## [Alıştırma amacı]
Aşağıdaki Gülen cemaati ve Ak Parti konulu yazıyı son cümlesinden sonra sürdürün.

## [Seçilmiş bölüm]
══════
Bugün toplum, cemaatin tasfiye edilmesine de, yargılanmasına da adaletin sağlanmasına yönelik bir girişim olarak bakıyor. Darbecinin silahlısı da silahsızı da, Din düşmanı da dindar görüneni de halka aynı görünüyordu. Bence Türkiye’nin en büyük kazancı da bu oldu; demokrasiyi öğrendi halk, kendi gücünü anladı ve bu anlayış  demokratik gücünü Erdoğan’ı bir yıl sonra 7 Haziran 2015’te uykusuz bırakacak bir şekilde kullandı da. 1 Kasım 2015’te güç tartışmasına son noktayı koymasını da bilen bir halk vardı artık; herkes ayağını denk alacaktı.

1 Kasım 2015, Türkiye’de başka bir tarihsel dönemin başlangıcı diye düşünüyorum, ama bunu henüz anlamamış birkaç grup var Ak Parti bünyesinde. Meclisteki vekiller arasında kısmen onarılsa da, bürokraside ve medyada ya da iş dünyasında arıza sürüyor.

Arıza, başlangıçta bahsettiğim ve aslında ilk önce Gülen’e, Gül’e ve Arınç’a kaybettiren mayadaki sorundan kaynaklanıyor. Bir sinerjiye dönüştüğü gibi büyük bir yıkıma da dönüşen irade-nefs savaşı her şeyin sorumlusu. Bu savaşa ABD’nin veya İngiltere’nin İsrail’in, İran’ın dahlinin önemi yok, nihayetinde iddia edildiği gibi Hilafet gelecekse ve Halife adayı hazırlanmış Gülen ise, tüm her şey buna göre hazırlanmışsa bu bir kişide düğümleniyor demektir. Nefs istiyorsa, irade buna ‘Hayır’ diyemiyorsa bu savaştan şerden başka bir şey çıkmazdı, çıkmadı da.

Gülen ve cemaati, eski mağdur(!)ların  hasmâne tutumları ve itirafları da kullanılarak tasfiye edilirken ve Ak Parti genel başkan değiştirirken birileri yine boş durmadı. Davutoğlu üzerinden Ak Parti'de bir dağıtma operasyonuna girdiler.
══════
## [Sağlanan materyal]

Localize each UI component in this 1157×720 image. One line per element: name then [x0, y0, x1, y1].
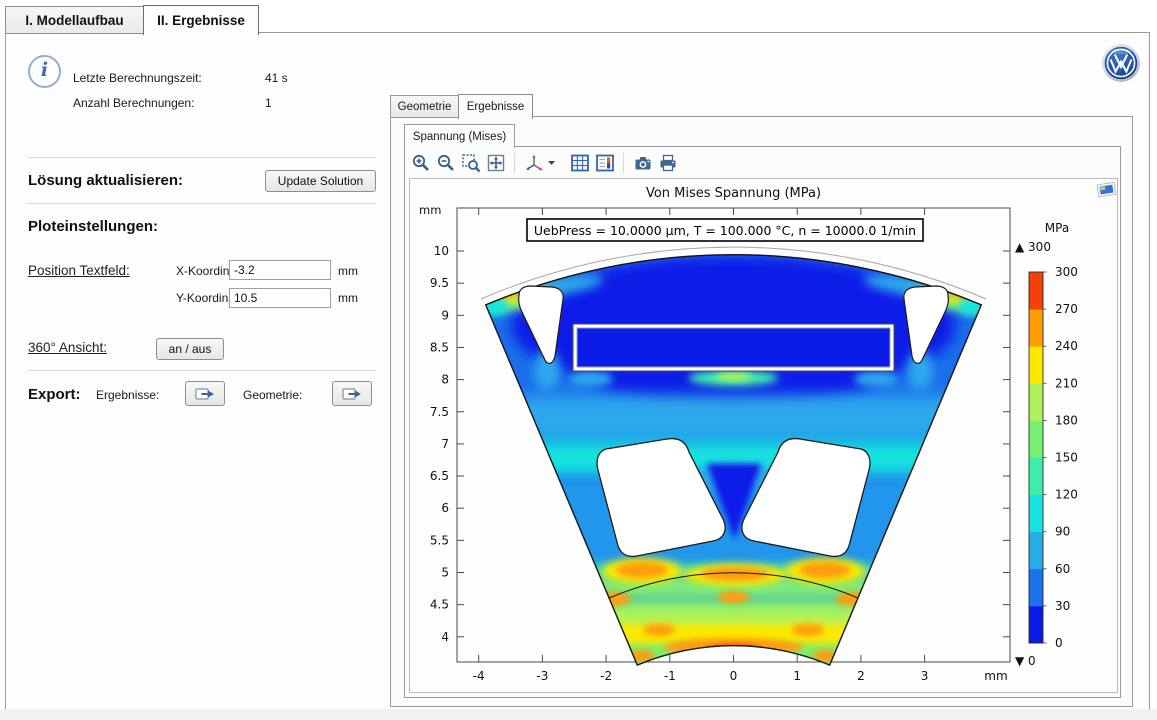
══════
## [Beklenen çıktı]
Ak Parti ele geçirilememişti; bu kez Ak parti zayıflatılacak ve yeni bir parti kurularak yola devam edilecekti. O güne dek Ak Parti’yi kurumsal olarak Erdoğan’dan ayıran ve titizlikle partinin kurumsal itibarını koruyan organizasyon, yönetimde etkili olmak için kürek çekmeye devam etti. 1 Kasım’dan sonra kurulacak hükümette mason bakan tartışmasına kadar da Ak Parti içinden kimse ciddi bir sonuç çıkmasına izin vermedi.

1 Kasım sonrası Yeni Şafak gazetesinin internet sitesi mason bakan ihtimali üzerinden bir ‘tehdit savurdu’. Muhatap kimdi anlayamadık. Ama Erdoğan hükümet kurma görevi vermek için bir türlü Davutoğlu’na randevu vermiyordu. Çok ciddi hükümet tartışmalarının sürdüğünü o zaman anladık. Ki; tabandan gelen tepkilerden sonra nihayet sorun çözüldü ve hükümet geç de olsa kuruldu.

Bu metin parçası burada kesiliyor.